● **DIRECTION**:
Search the data for the string "Program" and extract every line where it appears.

● **RAW RECORDS**:
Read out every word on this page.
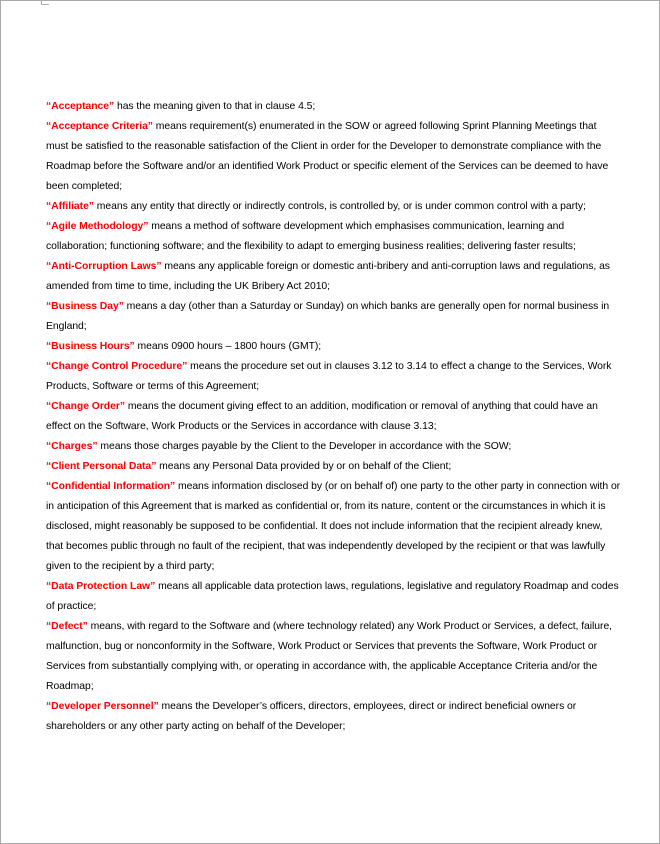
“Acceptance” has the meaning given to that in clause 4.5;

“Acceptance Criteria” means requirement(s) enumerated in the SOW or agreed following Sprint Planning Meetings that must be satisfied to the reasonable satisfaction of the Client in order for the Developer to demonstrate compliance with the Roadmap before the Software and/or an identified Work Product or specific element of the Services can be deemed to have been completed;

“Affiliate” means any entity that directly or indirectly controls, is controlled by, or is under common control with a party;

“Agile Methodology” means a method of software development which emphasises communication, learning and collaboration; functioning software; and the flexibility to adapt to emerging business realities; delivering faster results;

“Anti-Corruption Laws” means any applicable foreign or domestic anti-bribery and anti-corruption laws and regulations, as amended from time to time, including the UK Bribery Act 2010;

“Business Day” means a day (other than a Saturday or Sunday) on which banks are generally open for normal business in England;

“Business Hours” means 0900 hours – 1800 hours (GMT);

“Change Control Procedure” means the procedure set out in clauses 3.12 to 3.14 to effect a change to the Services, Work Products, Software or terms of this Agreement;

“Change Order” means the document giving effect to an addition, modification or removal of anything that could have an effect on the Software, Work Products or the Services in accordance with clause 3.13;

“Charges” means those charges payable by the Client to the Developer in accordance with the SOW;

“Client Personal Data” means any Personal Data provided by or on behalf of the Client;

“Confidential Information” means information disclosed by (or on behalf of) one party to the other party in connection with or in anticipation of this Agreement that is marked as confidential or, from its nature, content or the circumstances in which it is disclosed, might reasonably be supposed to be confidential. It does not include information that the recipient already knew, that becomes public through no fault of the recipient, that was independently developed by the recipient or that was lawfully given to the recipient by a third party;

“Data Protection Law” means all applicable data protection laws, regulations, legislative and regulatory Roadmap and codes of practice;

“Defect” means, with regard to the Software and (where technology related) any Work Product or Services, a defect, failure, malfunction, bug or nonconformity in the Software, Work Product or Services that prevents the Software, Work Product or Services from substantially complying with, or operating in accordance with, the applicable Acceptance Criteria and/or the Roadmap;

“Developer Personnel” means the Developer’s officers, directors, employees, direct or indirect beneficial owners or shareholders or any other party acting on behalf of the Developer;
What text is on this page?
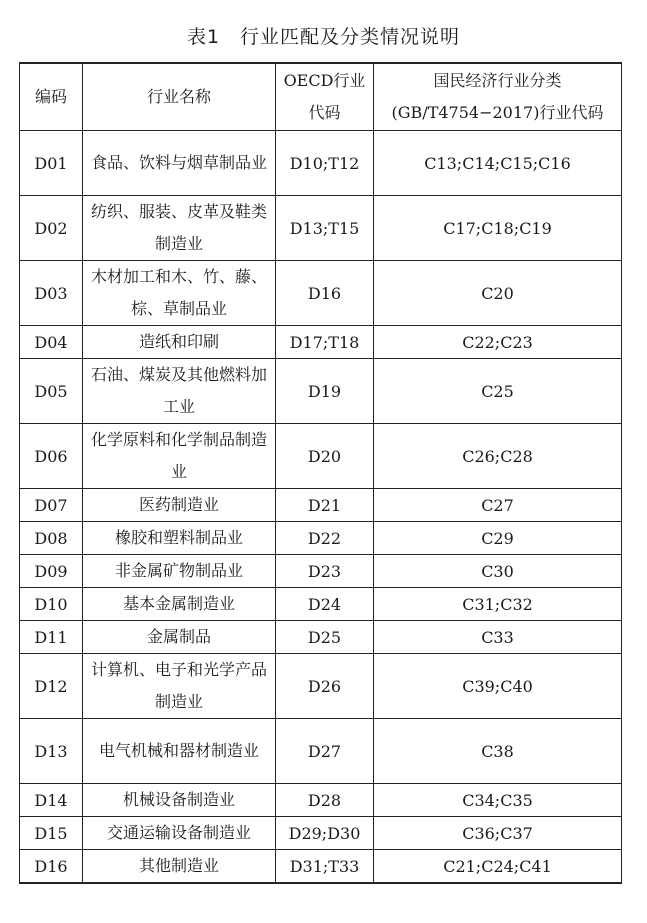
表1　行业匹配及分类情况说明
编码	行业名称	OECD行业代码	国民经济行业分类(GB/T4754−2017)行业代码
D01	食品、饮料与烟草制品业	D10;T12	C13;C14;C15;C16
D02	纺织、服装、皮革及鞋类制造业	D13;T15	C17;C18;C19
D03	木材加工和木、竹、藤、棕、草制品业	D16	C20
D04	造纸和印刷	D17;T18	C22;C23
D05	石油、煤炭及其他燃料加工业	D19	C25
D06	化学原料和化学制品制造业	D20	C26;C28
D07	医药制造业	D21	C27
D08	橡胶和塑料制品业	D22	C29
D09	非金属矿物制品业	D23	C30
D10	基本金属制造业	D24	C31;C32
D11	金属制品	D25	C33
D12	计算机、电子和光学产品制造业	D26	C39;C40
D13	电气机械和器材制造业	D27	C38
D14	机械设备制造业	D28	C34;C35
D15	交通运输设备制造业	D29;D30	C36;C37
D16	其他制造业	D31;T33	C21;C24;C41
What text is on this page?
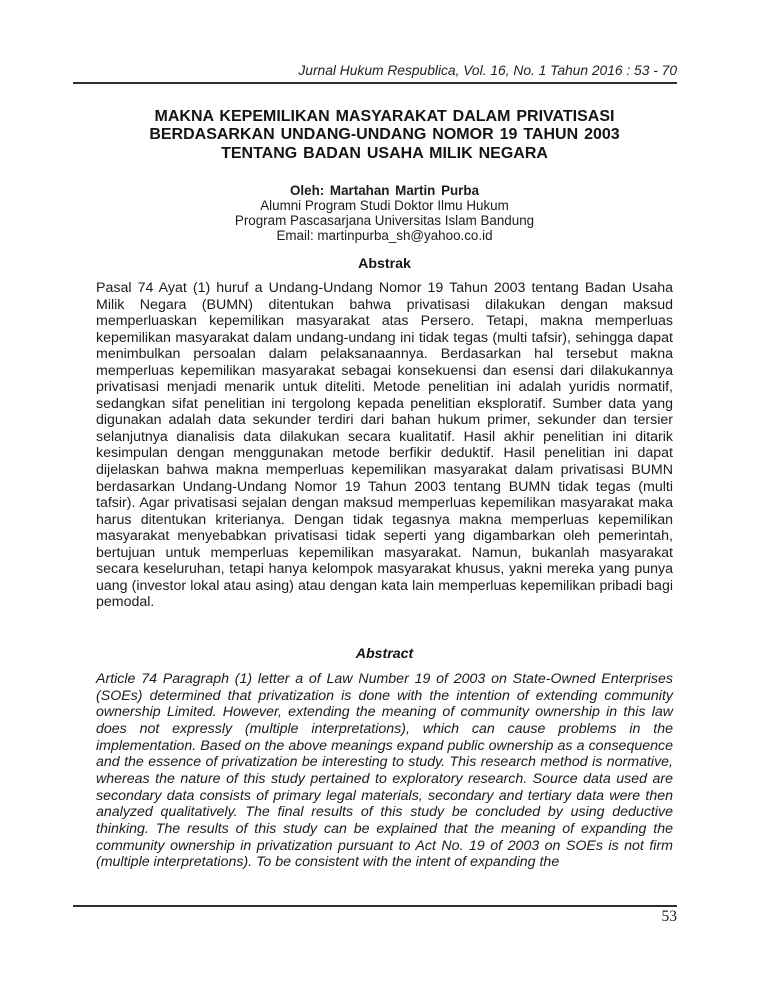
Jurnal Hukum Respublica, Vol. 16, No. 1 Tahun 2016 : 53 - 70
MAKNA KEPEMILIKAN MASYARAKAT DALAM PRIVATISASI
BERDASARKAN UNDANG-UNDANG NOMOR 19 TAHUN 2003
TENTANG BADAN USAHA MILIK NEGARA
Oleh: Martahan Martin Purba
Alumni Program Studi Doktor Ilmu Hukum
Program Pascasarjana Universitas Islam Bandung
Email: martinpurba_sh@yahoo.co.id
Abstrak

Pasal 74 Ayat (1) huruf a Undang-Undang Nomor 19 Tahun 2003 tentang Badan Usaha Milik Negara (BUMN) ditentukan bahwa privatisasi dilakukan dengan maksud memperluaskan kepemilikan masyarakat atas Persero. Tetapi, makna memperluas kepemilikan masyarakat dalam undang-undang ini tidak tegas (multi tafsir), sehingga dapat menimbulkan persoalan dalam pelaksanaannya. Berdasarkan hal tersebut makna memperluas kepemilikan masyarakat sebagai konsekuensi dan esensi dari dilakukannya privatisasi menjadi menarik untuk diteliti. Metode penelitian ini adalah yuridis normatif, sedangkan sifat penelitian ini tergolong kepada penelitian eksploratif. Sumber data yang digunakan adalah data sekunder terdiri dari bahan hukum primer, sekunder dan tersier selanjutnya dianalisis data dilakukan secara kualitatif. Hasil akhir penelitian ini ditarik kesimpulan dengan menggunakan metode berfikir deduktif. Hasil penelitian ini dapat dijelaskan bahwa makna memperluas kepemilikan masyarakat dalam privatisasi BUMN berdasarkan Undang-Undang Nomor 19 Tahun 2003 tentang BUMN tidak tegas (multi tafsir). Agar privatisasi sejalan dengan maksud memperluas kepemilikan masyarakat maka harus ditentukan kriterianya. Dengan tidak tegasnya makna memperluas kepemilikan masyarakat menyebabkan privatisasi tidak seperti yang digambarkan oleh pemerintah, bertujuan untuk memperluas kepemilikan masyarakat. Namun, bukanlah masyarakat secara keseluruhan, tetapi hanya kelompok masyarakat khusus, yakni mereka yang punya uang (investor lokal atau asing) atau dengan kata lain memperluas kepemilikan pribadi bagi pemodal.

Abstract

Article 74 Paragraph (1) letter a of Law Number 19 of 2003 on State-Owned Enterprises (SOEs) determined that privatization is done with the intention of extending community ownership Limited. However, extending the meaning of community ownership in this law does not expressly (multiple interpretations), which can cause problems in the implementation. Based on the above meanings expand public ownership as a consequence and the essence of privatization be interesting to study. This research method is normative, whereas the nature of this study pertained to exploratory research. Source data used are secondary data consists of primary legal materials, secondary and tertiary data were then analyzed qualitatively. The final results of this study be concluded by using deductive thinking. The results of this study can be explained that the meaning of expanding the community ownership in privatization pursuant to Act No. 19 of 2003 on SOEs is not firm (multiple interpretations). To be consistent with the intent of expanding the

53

● **COMPLETE ANSWER**:
Alumni Program Studi Doktor Ilmu Hukum
Program Pascasarjana Universitas Islam Bandung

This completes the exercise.